● **TEXTO**:
----------------

Metido entre edredones, protegido por las mantas traté de serenarme. Seguramente sería una tormenta pasajera, una de esas locuras del tiempo en pleno mes de agosto que pasaría. Traté de conservar la mente impoluta, de serenarme y de razonar. Pero el frío arreciaba y no me dejaba ni formular una idea, el hielo las cortaba.

Durante tres horas estuve en mi fuerte contra la ola de frío contemplando por el rabillo del ojo a mis familiares que se asomaban a la habitación con gestos de estupor. Bueno, algunos se llevaban los dedos a las sienes como cuando se quiere significar que alguien está majara.

Empecé a razonar muy malamente porque las estalactitas que se habían instalado en mi cerebro me lo impedían y provocaban interferencias. Si estamos en agosto, si yo no tengo fiebre, como es el caso, ¿cómo carajo puede hacer tanto frío? ¿Me estaré volviendo loco o ya estaré loco? Pero no había oído hablar nunca de locuras que se manifestasen con hielo en las venas. ¿Qué sería aquello? Porque empecé a darme cuenta de que había algo extraño. La situación era tan poco real como las que vivía Kafka, salvo que yo era otra cosa y tampoco tenía ganas de releérmelo. Entonces me pregunté cómo hacían aquellos eruditos de tantos tiempos atrás para leer e ilustrarse lo suficiente sin calefacción. Había un truco, sin duda. La calefacción central debía datar de la época de Napoleón por lo menos, y si no que me expliquen cómo el aterido de amor Emperador tenía el aliento –el mío se helaba y casi se rompía—para escribir a Josefina aquellas cartas tan sensuales y amorosas que hubiesen roto todos los termómetros veraniegos… Ah, ya sé, ahí estaba el truco. Napoleón conseguía mantener una temperatura corporal suficientemente elevada para firmar aquellas soflamas con un ejercicio mental que consistía en negar la existencia del frío.

----------------

● **DATOS REGISTRADOS**:
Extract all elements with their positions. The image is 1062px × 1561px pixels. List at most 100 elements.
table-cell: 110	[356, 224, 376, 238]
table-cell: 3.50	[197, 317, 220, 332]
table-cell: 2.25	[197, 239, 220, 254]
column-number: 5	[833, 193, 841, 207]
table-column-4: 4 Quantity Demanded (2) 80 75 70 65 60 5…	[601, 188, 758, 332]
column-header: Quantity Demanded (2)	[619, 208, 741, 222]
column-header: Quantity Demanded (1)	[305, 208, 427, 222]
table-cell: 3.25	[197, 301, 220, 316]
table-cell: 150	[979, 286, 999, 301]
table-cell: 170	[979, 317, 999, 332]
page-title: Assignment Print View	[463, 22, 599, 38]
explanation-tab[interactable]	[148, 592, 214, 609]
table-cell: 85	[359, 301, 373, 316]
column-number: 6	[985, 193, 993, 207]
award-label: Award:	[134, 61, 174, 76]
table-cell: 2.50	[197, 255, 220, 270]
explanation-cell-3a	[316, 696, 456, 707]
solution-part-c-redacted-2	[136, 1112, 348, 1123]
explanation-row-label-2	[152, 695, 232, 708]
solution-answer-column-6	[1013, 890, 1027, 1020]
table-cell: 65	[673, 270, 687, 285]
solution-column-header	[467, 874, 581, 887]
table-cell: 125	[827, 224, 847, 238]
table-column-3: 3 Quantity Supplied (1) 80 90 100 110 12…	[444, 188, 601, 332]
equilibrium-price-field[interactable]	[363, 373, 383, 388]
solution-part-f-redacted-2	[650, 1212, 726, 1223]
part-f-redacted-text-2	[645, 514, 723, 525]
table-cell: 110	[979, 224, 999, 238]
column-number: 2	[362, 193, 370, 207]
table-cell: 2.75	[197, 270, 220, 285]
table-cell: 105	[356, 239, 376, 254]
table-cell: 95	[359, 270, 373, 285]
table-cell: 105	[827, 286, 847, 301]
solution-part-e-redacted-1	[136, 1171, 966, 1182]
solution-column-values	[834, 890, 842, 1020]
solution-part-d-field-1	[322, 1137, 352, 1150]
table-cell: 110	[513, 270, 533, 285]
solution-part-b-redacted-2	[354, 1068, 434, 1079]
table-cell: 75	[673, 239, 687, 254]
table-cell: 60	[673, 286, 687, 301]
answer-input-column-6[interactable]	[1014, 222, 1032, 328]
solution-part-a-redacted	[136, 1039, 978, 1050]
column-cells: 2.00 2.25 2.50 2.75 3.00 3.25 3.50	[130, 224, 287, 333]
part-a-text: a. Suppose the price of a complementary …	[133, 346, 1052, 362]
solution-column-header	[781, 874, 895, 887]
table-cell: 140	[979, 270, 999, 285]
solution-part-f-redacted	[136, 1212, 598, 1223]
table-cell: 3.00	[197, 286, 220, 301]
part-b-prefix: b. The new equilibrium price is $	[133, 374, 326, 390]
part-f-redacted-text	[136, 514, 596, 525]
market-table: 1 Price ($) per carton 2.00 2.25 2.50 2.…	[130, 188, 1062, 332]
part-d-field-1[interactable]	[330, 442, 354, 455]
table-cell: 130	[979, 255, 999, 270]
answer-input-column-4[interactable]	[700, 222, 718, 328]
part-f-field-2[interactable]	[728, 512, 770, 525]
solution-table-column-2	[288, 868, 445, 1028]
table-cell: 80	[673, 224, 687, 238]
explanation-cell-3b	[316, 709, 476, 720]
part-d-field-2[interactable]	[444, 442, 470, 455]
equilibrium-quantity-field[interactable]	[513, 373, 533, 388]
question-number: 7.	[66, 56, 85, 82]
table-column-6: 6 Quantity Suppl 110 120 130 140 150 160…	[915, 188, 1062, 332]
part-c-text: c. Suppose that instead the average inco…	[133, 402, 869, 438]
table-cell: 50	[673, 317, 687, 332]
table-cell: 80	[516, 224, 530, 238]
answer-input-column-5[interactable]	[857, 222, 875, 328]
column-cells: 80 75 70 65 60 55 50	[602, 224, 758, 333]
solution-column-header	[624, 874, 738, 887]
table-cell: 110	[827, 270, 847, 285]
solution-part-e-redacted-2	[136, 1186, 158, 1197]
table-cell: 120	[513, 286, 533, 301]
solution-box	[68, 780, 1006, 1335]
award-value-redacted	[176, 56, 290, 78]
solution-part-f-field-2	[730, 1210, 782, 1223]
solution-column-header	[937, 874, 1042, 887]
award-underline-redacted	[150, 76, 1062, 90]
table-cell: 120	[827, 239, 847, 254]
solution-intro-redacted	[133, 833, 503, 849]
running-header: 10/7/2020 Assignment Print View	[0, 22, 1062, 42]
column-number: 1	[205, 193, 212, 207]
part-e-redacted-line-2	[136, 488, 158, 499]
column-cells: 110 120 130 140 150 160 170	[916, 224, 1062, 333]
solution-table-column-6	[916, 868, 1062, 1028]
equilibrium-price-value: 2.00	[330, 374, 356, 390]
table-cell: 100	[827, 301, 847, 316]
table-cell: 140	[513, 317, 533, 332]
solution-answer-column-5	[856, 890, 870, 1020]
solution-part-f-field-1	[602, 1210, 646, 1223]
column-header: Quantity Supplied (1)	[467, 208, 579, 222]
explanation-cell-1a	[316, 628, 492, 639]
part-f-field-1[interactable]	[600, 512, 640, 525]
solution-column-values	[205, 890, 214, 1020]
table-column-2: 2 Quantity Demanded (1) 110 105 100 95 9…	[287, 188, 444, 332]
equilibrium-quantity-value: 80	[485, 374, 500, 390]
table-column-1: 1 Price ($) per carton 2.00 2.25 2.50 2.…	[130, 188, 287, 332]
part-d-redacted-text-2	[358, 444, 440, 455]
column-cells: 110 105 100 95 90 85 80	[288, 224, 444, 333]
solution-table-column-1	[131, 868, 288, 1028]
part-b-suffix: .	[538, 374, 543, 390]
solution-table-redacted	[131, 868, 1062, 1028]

----------------

● **TAREA**:
Transcribe completo el texto sobre el frío en pleno agosto, letra por letra y sin cambiar nada.

● **SOLUCIÓN**:
Metido entre edredones, protegido por las mantas traté de serenarme. Seguramente sería una tormenta pasajera, una de esas locuras del tiempo en pleno mes de agosto que pasaría. Traté de conservar la mente impoluta, de serenarme y de razonar. Pero el frío arreciaba y no me dejaba ni formular una idea, el hielo las cortaba.

Durante tres horas estuve en mi fuerte contra la ola de frío contemplando por el rabillo del ojo a mis familiares que se asomaban a la habitación con gestos de estupor. Bueno, algunos se llevaban los dedos a las sienes como cuando se quiere significar que alguien está majara.

Empecé a razonar muy malamente porque las estalactitas que se habían instalado en mi cerebro me lo impedían y provocaban interferencias. Si estamos en agosto, si yo no tengo fiebre, como es el caso, ¿cómo carajo puede hacer tanto frío? ¿Me estaré volviendo loco o ya estaré loco? Pero no había oído hablar nunca de locuras que se manifestasen con hielo en las venas. ¿Qué sería aquello? Porque empecé a darme cuenta de que había algo extraño. La situación era tan poco real como las que vivía Kafka, salvo que yo era otra cosa y tampoco tenía ganas de releérmelo. Entonces me pregunté cómo hacían aquellos eruditos de tantos tiempos atrás para leer e ilustrarse lo suficiente sin calefacción. Había un truco, sin duda. La calefacción central debía datar de la época de Napoleón por lo menos, y si no que me expliquen cómo el aterido de amor Emperador tenía el aliento –el mío se helaba y casi se rompía—para escribir a Josefina aquellas cartas tan sensuales y amorosas que hubiesen roto todos los termómetros veraniegos… Ah, ya sé, ahí estaba el truco. Napoleón conseguía mantener una temperatura corporal suficientemente elevada para firmar aquellas soflamas con un ejercicio mental que consistía en negar la existencia del frío.